- **Required work**:
Copy every line of the listing below word for word, omitting the pictures.

- **Material to process**:
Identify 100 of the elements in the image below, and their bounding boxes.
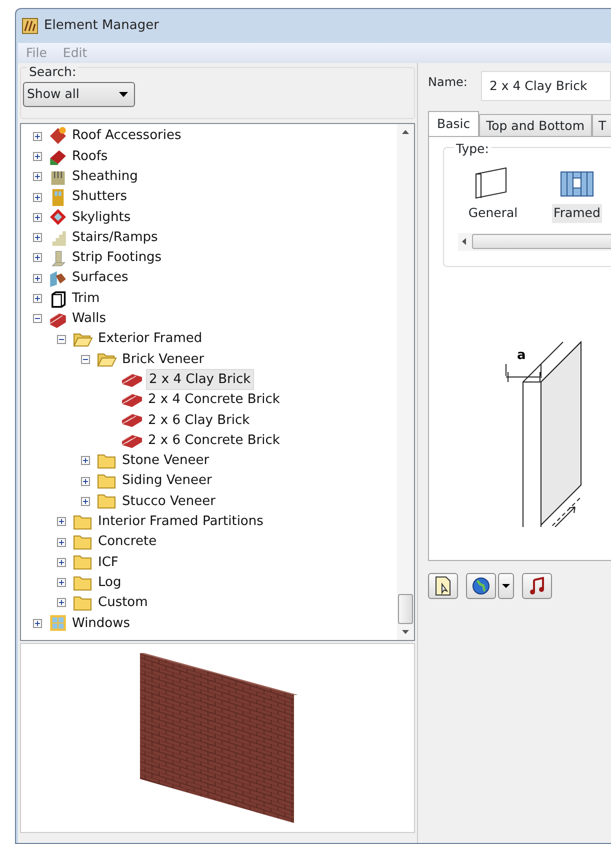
plus-icon xyxy=(58,518,65,526)
expander-button[interactable] xyxy=(57,578,66,588)
window-icon xyxy=(49,614,67,632)
globe-button[interactable] xyxy=(466,573,496,599)
tree-item[interactable]: Roof Accessories xyxy=(70,126,184,146)
document-button[interactable] xyxy=(428,573,458,599)
expander-button[interactable] xyxy=(33,152,42,161)
name-field[interactable]: 2 x 4 Clay Brick xyxy=(481,71,611,101)
tree-item[interactable]: Skylights xyxy=(70,208,133,228)
dropdown-button[interactable] xyxy=(498,573,514,599)
footing-icon xyxy=(49,248,67,267)
expander-button[interactable] xyxy=(33,192,42,202)
expander-button[interactable] xyxy=(33,618,42,628)
tab[interactable]: T xyxy=(592,114,611,136)
scroll-up-icon[interactable] xyxy=(402,130,409,134)
folder-icon xyxy=(97,493,117,510)
plus-icon xyxy=(58,538,65,546)
expander-button[interactable] xyxy=(57,538,66,547)
expander-button[interactable] xyxy=(57,558,66,567)
surface-icon xyxy=(49,269,67,288)
brick-wall-icon xyxy=(121,392,143,408)
tree-item[interactable]: Windows xyxy=(70,614,132,634)
folder-icon xyxy=(73,534,93,550)
plus-icon xyxy=(34,254,41,262)
tree-item[interactable]: Siding Veneer xyxy=(120,471,214,491)
folder-icon xyxy=(97,473,117,490)
tree-item[interactable]: Stairs/Ramps xyxy=(70,228,160,248)
expander-button[interactable] xyxy=(57,598,66,608)
globe-icon xyxy=(472,577,490,595)
expander-button[interactable] xyxy=(33,274,42,283)
tree-item[interactable]: 2 x 6 Clay Brick xyxy=(146,410,252,430)
scroll-left-icon[interactable] xyxy=(462,238,466,246)
tree-item[interactable]: Concrete xyxy=(96,532,159,552)
expander-button[interactable] xyxy=(33,212,42,222)
search-dropdown[interactable]: Show all xyxy=(23,82,135,107)
plus-icon xyxy=(34,274,41,282)
scrollbar-thumb[interactable] xyxy=(398,594,413,624)
expander-button[interactable] xyxy=(81,496,90,506)
expander-button[interactable] xyxy=(81,456,90,466)
plus-icon xyxy=(82,478,89,485)
tree-item[interactable]: Exterior Framed xyxy=(96,329,204,349)
tree-item[interactable]: Sheathing xyxy=(70,166,140,186)
open-folder-icon xyxy=(97,351,117,368)
tab[interactable]: Basic xyxy=(428,111,480,137)
plus-icon xyxy=(34,194,41,201)
expander-button[interactable] xyxy=(33,132,42,141)
open-folder-icon xyxy=(73,331,93,348)
vertical-scrollbar[interactable] xyxy=(397,124,414,640)
folder-icon xyxy=(97,452,117,469)
tree-item[interactable]: Trim xyxy=(70,288,102,308)
caret-icon xyxy=(119,92,128,97)
scroll-down-icon[interactable] xyxy=(402,630,409,634)
plus-icon xyxy=(58,579,65,586)
plus-icon xyxy=(34,234,41,242)
tree-item[interactable]: Log xyxy=(96,572,124,592)
expander-button[interactable] xyxy=(57,334,66,344)
tree-item[interactable]: Surfaces xyxy=(70,268,130,288)
folder-icon xyxy=(73,594,93,611)
tree-item[interactable]: Interior Framed Partitions xyxy=(96,512,266,532)
tree-item[interactable]: Walls xyxy=(70,309,108,329)
trim-icon xyxy=(49,290,67,308)
tree-item[interactable]: Shutters xyxy=(70,187,130,207)
tab[interactable]: Top and Bottom xyxy=(479,114,592,136)
plus-icon xyxy=(82,457,89,464)
plus-icon xyxy=(82,498,89,505)
music-note-icon xyxy=(529,577,545,595)
expander-button[interactable] xyxy=(33,172,42,182)
expander-button[interactable] xyxy=(81,354,90,364)
plus-icon xyxy=(34,152,41,160)
dimension-label: a xyxy=(517,348,526,363)
plus-icon xyxy=(34,295,41,302)
tree-item[interactable]: 2 x 4 Clay Brick xyxy=(146,368,254,390)
expander-button[interactable] xyxy=(81,476,90,486)
tree-item[interactable]: ICF xyxy=(96,552,120,572)
tree-item[interactable]: Stucco Veneer xyxy=(120,492,218,512)
tree-item[interactable]: Strip Footings xyxy=(70,248,164,268)
folder-icon xyxy=(73,554,93,570)
tree-item[interactable]: Brick Veneer xyxy=(120,350,206,370)
expander-button[interactable] xyxy=(33,294,42,304)
folder-icon xyxy=(73,514,93,530)
tree-item[interactable]: 2 x 4 Concrete Brick xyxy=(146,390,282,410)
type-option[interactable]: Framed xyxy=(552,204,602,223)
tree-item[interactable]: Stone Veneer xyxy=(120,451,212,471)
document-icon xyxy=(435,576,451,596)
tree-item[interactable]: Custom xyxy=(96,593,150,613)
expander-button[interactable] xyxy=(33,233,42,242)
tree-item[interactable]: 2 x 6 Concrete Brick xyxy=(146,430,282,450)
type-option[interactable]: General xyxy=(466,204,520,223)
brick-wall-icon xyxy=(121,412,143,428)
plus-icon xyxy=(58,599,65,606)
tree-item[interactable]: Roofs xyxy=(70,146,110,166)
app-icon xyxy=(22,18,38,34)
window-title: Element Manager xyxy=(44,17,159,36)
plus-icon xyxy=(34,620,41,627)
expander-button[interactable] xyxy=(57,517,66,526)
plus-icon xyxy=(34,173,41,180)
expander-button[interactable] xyxy=(33,253,42,262)
expander-button[interactable] xyxy=(33,314,42,324)
music-note-button[interactable] xyxy=(522,573,552,599)
brick-wall-icon xyxy=(121,432,143,449)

- **The output**:
Identify 100 of the elements in the image below, and their bounding boxes.
plus-icon xyxy=(58,518,65,526)
expander-button[interactable] xyxy=(57,578,66,588)
window-icon xyxy=(49,614,67,632)
globe-button[interactable] xyxy=(466,573,496,599)
tree-item[interactable]: Roof Accessories xyxy=(70,126,184,146)
document-button[interactable] xyxy=(428,573,458,599)
expander-button[interactable] xyxy=(33,152,42,161)
name-field[interactable]: 2 x 4 Clay Brick xyxy=(481,71,611,101)
tree-item[interactable]: Skylights xyxy=(70,208,133,228)
dropdown-button[interactable] xyxy=(498,573,514,599)
footing-icon xyxy=(49,248,67,267)
expander-button[interactable] xyxy=(33,192,42,202)
expander-button[interactable] xyxy=(33,618,42,628)
tab[interactable]: T xyxy=(592,114,611,136)
scroll-up-icon[interactable] xyxy=(402,130,409,134)
folder-icon xyxy=(97,493,117,510)
plus-icon xyxy=(58,538,65,546)
expander-button[interactable] xyxy=(57,538,66,547)
expander-button[interactable] xyxy=(57,558,66,567)
surface-icon xyxy=(49,269,67,288)
brick-wall-icon xyxy=(121,392,143,408)
tree-item[interactable]: Windows xyxy=(70,614,132,634)
folder-icon xyxy=(73,534,93,550)
plus-icon xyxy=(34,254,41,262)
tree-item[interactable]: Siding Veneer xyxy=(120,471,214,491)
folder-icon xyxy=(97,473,117,490)
tree-item[interactable]: Stairs/Ramps xyxy=(70,228,160,248)
expander-button[interactable] xyxy=(57,598,66,608)
globe-icon xyxy=(472,577,490,595)
expander-button[interactable] xyxy=(33,274,42,283)
tree-item[interactable]: 2 x 6 Clay Brick xyxy=(146,410,252,430)
scroll-left-icon[interactable] xyxy=(462,238,466,246)
tree-item[interactable]: Concrete xyxy=(96,532,159,552)
expander-button[interactable] xyxy=(33,212,42,222)
search-dropdown[interactable]: Show all xyxy=(23,82,135,107)
plus-icon xyxy=(34,274,41,282)
scrollbar-thumb[interactable] xyxy=(398,594,413,624)
expander-button[interactable] xyxy=(81,496,90,506)
expander-button[interactable] xyxy=(81,456,90,466)
plus-icon xyxy=(82,478,89,485)
tree-item[interactable]: Exterior Framed xyxy=(96,329,204,349)
tree-item[interactable]: Sheathing xyxy=(70,166,140,186)
open-folder-icon xyxy=(97,351,117,368)
tab[interactable]: Basic xyxy=(428,111,480,137)
plus-icon xyxy=(34,194,41,201)
expander-button[interactable] xyxy=(33,132,42,141)
open-folder-icon xyxy=(73,331,93,348)
vertical-scrollbar[interactable] xyxy=(397,124,414,640)
folder-icon xyxy=(97,452,117,469)
tree-item[interactable]: Trim xyxy=(70,288,102,308)
caret-icon xyxy=(119,92,128,97)
scroll-down-icon[interactable] xyxy=(402,630,409,634)
plus-icon xyxy=(58,579,65,586)
plus-icon xyxy=(34,234,41,242)
tree-item[interactable]: Log xyxy=(96,572,124,592)
expander-button[interactable] xyxy=(57,334,66,344)
tree-item[interactable]: Surfaces xyxy=(70,268,130,288)
folder-icon xyxy=(73,594,93,611)
tree-item[interactable]: Interior Framed Partitions xyxy=(96,512,266,532)
tree-item[interactable]: Walls xyxy=(70,309,108,329)
trim-icon xyxy=(49,290,67,308)
tree-item[interactable]: Shutters xyxy=(70,187,130,207)
tab[interactable]: Top and Bottom xyxy=(479,114,592,136)
plus-icon xyxy=(82,457,89,464)
plus-icon xyxy=(82,498,89,505)
music-note-icon xyxy=(529,577,545,595)
expander-button[interactable] xyxy=(33,172,42,182)
expander-button[interactable] xyxy=(81,354,90,364)
plus-icon xyxy=(34,152,41,160)
dimension-label: a xyxy=(517,348,526,363)
plus-icon xyxy=(34,295,41,302)
tree-item[interactable]: 2 x 4 Clay Brick xyxy=(146,368,254,390)
expander-button[interactable] xyxy=(81,476,90,486)
tree-item[interactable]: ICF xyxy=(96,552,120,572)
tree-item[interactable]: Stucco Veneer xyxy=(120,492,218,512)
tree-item[interactable]: Strip Footings xyxy=(70,248,164,268)
folder-icon xyxy=(73,554,93,570)
tree-item[interactable]: Brick Veneer xyxy=(120,350,206,370)
expander-button[interactable] xyxy=(33,294,42,304)
folder-icon xyxy=(73,514,93,530)
tree-item[interactable]: 2 x 4 Concrete Brick xyxy=(146,390,282,410)
type-option[interactable]: Framed xyxy=(552,204,602,223)
tree-item[interactable]: Stone Veneer xyxy=(120,451,212,471)
document-icon xyxy=(435,576,451,596)
tree-item[interactable]: Custom xyxy=(96,593,150,613)
expander-button[interactable] xyxy=(33,233,42,242)
tree-item[interactable]: 2 x 6 Concrete Brick xyxy=(146,430,282,450)
type-option[interactable]: General xyxy=(466,204,520,223)
brick-wall-icon xyxy=(121,412,143,428)
plus-icon xyxy=(58,599,65,606)
tree-item[interactable]: Roofs xyxy=(70,146,110,166)
app-icon xyxy=(22,18,38,34)
window-title: Element Manager xyxy=(44,17,159,36)
plus-icon xyxy=(34,620,41,627)
expander-button[interactable] xyxy=(57,517,66,526)
plus-icon xyxy=(34,173,41,180)
expander-button[interactable] xyxy=(33,253,42,262)
expander-button[interactable] xyxy=(33,314,42,324)
music-note-button[interactable] xyxy=(522,573,552,599)
brick-wall-icon xyxy=(121,432,143,449)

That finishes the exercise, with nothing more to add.